__Text shown__
# My Zoe, 5 lbs dont think a Kindle Dx would rest on her lol



## cocod2 (Jul 30, 2010)

SHE IS SO SMALL A DX WOULD NOT REST WELL ON HER LOL


----------



## ZsuZsu (Dec 27, 2009)

Look at that sweet little face!!!
Definitely too small to support your kindle though!!


----------



## cocod2 (Jul 30, 2010)

Thank you .. I had to make them smaller..... she is my little love
she is my life my baby since my husband passed away he was 61
she was his little love too..
we did not have children...so she was our child
i am 57 years old....
she is going to be 10 in October


----------



## donna callea (Dec 25, 2009)

What a cutie!  I can't believe she's almost 10.  She still looks like a baby.  Love the name, too.


----------



## cocod2 (Jul 30, 2010)

she is adorable.. thank you...here she is smiling


----------



## ZsuZsu (Dec 27, 2009)

Ooooh!  I love that smile!!!  What a sweetie!


----------



## cocod2 (Jul 30, 2010)

thank you so much!!!!!!!!!!!!!!!!!!!!!!!


----------



## M-in-Tx (Aug 7, 2010)

She's beautiful!!!


----------



## cocod2 (Jul 30, 2010)

Thank you  my little love of my life..
this morning I took photos of her under her blankets
on the couch....... she is so sweet......


----------



## Marisa14 (Jun 30, 2010)

Cute


----------



## cocod2 (Jul 30, 2010)

thank you Marisa !!!!!


----------

__Given instruction a__
In the forum thread about Zoe, what age will she turn in October?

__Dataset content__
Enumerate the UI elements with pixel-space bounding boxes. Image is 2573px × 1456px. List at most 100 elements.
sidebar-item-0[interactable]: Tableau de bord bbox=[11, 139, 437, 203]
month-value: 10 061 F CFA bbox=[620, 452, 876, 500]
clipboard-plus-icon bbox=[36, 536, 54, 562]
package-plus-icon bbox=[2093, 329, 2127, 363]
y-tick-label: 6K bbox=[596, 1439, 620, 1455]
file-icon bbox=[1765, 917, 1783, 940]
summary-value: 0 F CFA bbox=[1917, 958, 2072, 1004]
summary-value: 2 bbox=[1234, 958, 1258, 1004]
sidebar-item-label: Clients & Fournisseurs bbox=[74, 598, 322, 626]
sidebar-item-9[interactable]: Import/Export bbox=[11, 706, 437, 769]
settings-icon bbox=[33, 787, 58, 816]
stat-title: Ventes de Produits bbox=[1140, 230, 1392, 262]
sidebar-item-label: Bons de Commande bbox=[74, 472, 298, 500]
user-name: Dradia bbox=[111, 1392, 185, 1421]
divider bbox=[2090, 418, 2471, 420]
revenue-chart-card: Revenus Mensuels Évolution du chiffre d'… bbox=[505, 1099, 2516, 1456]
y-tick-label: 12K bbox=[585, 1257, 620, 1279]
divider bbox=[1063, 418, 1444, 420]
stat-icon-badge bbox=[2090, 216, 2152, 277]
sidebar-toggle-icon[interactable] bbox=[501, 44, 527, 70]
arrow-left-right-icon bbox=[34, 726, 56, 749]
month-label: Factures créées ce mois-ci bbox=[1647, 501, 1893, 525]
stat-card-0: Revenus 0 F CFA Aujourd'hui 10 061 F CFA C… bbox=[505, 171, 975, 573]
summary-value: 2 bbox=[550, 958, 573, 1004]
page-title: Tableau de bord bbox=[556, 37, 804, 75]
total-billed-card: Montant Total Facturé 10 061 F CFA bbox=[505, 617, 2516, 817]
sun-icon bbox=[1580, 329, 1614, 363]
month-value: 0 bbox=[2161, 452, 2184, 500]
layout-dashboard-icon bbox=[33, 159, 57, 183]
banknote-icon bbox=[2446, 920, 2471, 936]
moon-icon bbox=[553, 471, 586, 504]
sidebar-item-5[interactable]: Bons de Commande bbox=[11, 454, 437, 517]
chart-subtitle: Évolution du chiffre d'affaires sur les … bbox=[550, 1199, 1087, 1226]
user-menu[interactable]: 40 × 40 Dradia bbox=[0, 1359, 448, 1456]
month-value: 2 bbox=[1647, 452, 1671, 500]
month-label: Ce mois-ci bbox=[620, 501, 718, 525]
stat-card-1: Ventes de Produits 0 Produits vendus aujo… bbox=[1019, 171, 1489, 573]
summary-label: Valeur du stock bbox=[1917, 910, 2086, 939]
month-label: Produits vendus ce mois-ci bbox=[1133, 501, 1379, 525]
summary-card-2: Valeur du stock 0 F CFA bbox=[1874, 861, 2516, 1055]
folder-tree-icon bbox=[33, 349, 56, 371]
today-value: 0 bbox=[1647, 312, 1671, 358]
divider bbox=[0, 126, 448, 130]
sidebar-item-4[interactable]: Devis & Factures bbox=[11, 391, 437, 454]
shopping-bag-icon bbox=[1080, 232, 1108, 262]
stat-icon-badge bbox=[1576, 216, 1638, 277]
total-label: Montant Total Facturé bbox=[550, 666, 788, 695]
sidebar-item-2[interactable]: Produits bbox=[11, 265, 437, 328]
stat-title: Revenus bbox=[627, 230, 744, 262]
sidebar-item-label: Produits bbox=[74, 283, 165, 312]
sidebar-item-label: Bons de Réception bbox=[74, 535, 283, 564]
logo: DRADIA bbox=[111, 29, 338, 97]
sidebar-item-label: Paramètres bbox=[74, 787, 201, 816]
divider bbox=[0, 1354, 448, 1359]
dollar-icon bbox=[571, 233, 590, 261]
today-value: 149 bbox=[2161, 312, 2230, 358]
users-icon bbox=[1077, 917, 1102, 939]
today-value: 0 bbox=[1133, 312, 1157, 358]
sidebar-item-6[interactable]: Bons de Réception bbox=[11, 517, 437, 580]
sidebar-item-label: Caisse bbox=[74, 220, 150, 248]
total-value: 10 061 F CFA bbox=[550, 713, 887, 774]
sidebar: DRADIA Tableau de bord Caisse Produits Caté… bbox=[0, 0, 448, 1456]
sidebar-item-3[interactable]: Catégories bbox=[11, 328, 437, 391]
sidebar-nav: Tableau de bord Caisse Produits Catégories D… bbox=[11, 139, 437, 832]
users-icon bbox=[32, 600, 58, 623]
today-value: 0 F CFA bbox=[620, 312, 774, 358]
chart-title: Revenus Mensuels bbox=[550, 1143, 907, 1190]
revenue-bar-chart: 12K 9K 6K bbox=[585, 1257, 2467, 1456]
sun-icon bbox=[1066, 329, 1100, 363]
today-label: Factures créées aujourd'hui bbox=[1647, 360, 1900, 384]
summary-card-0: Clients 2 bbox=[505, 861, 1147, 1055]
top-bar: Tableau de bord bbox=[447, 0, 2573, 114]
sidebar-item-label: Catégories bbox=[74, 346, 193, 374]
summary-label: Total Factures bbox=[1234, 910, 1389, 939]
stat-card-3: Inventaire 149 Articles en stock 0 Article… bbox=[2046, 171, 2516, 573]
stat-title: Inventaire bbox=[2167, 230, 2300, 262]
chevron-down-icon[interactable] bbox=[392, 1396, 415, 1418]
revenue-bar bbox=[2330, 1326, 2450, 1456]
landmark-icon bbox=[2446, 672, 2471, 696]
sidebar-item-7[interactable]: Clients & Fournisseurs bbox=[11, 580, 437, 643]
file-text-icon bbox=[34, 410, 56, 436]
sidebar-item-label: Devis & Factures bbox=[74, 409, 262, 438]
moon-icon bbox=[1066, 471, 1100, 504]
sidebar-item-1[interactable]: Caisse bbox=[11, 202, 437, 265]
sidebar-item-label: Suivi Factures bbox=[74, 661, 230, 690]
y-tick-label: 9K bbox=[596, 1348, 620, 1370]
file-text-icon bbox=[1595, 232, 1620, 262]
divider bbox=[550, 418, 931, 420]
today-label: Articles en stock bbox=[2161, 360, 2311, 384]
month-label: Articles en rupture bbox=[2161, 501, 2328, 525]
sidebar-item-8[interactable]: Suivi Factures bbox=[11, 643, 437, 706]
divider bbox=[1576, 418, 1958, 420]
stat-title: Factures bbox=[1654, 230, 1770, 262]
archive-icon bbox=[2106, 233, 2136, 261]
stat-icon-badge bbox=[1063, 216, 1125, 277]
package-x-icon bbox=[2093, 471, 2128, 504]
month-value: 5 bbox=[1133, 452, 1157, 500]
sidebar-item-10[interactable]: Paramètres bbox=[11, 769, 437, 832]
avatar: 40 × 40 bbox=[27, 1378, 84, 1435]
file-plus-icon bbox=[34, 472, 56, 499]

--

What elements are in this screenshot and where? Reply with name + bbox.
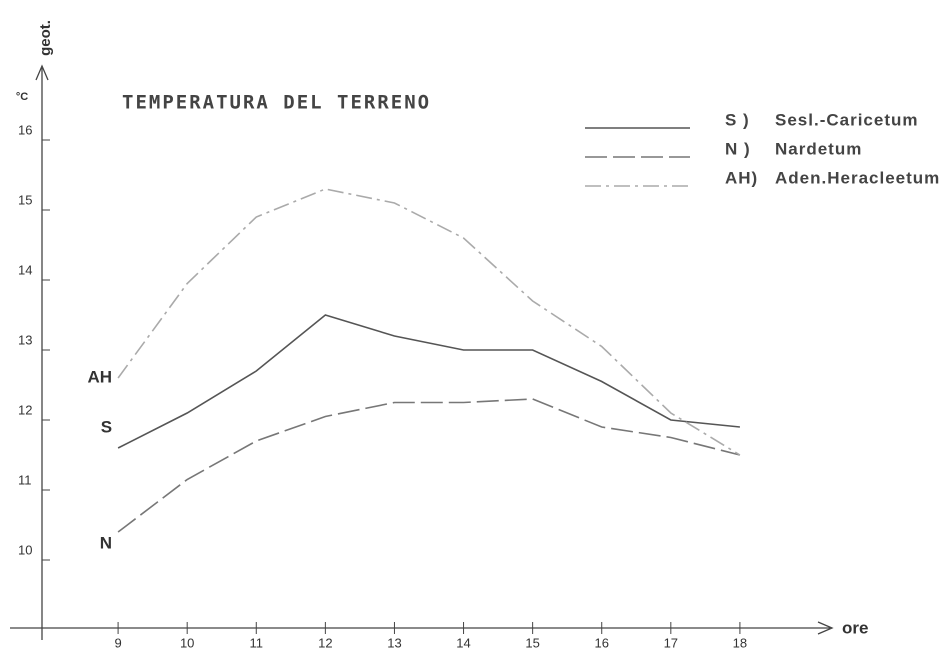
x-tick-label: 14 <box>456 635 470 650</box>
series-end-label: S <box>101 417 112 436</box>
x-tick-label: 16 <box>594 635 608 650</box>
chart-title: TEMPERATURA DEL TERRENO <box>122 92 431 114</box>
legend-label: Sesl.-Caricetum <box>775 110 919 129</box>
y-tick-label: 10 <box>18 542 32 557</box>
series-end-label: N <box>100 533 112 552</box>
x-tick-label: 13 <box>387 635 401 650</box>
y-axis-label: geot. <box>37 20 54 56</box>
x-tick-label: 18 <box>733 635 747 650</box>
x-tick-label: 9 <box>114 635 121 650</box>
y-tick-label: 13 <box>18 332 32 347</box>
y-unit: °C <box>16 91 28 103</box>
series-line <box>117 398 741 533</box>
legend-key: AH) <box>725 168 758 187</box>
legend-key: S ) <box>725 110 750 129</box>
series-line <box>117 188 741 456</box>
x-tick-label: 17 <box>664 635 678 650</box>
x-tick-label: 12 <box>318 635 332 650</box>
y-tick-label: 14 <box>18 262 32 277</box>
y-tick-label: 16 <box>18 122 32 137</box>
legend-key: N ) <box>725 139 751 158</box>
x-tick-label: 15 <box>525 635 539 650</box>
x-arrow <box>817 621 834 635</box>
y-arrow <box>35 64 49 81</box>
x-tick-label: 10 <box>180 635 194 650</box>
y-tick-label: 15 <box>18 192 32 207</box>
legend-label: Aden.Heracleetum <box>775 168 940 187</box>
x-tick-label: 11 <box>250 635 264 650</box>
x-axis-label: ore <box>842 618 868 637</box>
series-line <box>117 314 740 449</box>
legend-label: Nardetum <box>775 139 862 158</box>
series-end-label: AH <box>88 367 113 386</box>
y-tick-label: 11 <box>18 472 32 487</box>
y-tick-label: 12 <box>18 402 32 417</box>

__Given instruction b__
Copy the lines from the records word for word, starting at the line that contains "What elements are" and ending after the line that contains "y-tick-label: 12 <box>18 402 32 417</box>". Leave the pictures out of the copy.

__Complete output a__
10

__Complete output b__
What elements are in this screenshot and where? Reply with name + bbox.
x-tick-label: 14 <box>456 635 470 650</box>
series-end-label: S <box>101 417 112 436</box>
x-tick-label: 16 <box>594 635 608 650</box>
chart-title: TEMPERATURA DEL TERRENO <box>122 92 431 114</box>
legend-label: Sesl.-Caricetum <box>775 110 919 129</box>
y-tick-label: 10 <box>18 542 32 557</box>
series-end-label: N <box>100 533 112 552</box>
x-tick-label: 13 <box>387 635 401 650</box>
y-axis-label: geot. <box>37 20 54 56</box>
x-tick-label: 18 <box>733 635 747 650</box>
x-tick-label: 9 <box>114 635 121 650</box>
y-tick-label: 13 <box>18 332 32 347</box>
y-unit: °C <box>16 91 28 103</box>
series-line <box>117 398 741 533</box>
legend-key: AH) <box>725 168 758 187</box>
legend-key: S ) <box>725 110 750 129</box>
series-line <box>117 188 741 456</box>
x-tick-label: 17 <box>664 635 678 650</box>
x-tick-label: 12 <box>318 635 332 650</box>
y-tick-label: 14 <box>18 262 32 277</box>
y-tick-label: 16 <box>18 122 32 137</box>
legend-key: N ) <box>725 139 751 158</box>
x-tick-label: 15 <box>525 635 539 650</box>
x-arrow <box>817 621 834 635</box>
y-arrow <box>35 64 49 81</box>
x-tick-label: 10 <box>180 635 194 650</box>
y-tick-label: 15 <box>18 192 32 207</box>
legend-label: Aden.Heracleetum <box>775 168 940 187</box>
x-tick-label: 11 <box>250 635 264 650</box>
x-axis-label: ore <box>842 618 868 637</box>
series-line <box>117 314 740 449</box>
legend-label: Nardetum <box>775 139 862 158</box>
series-end-label: AH <box>88 367 113 386</box>
y-tick-label: 11 <box>18 472 32 487</box>
y-tick-label: 12 <box>18 402 32 417</box>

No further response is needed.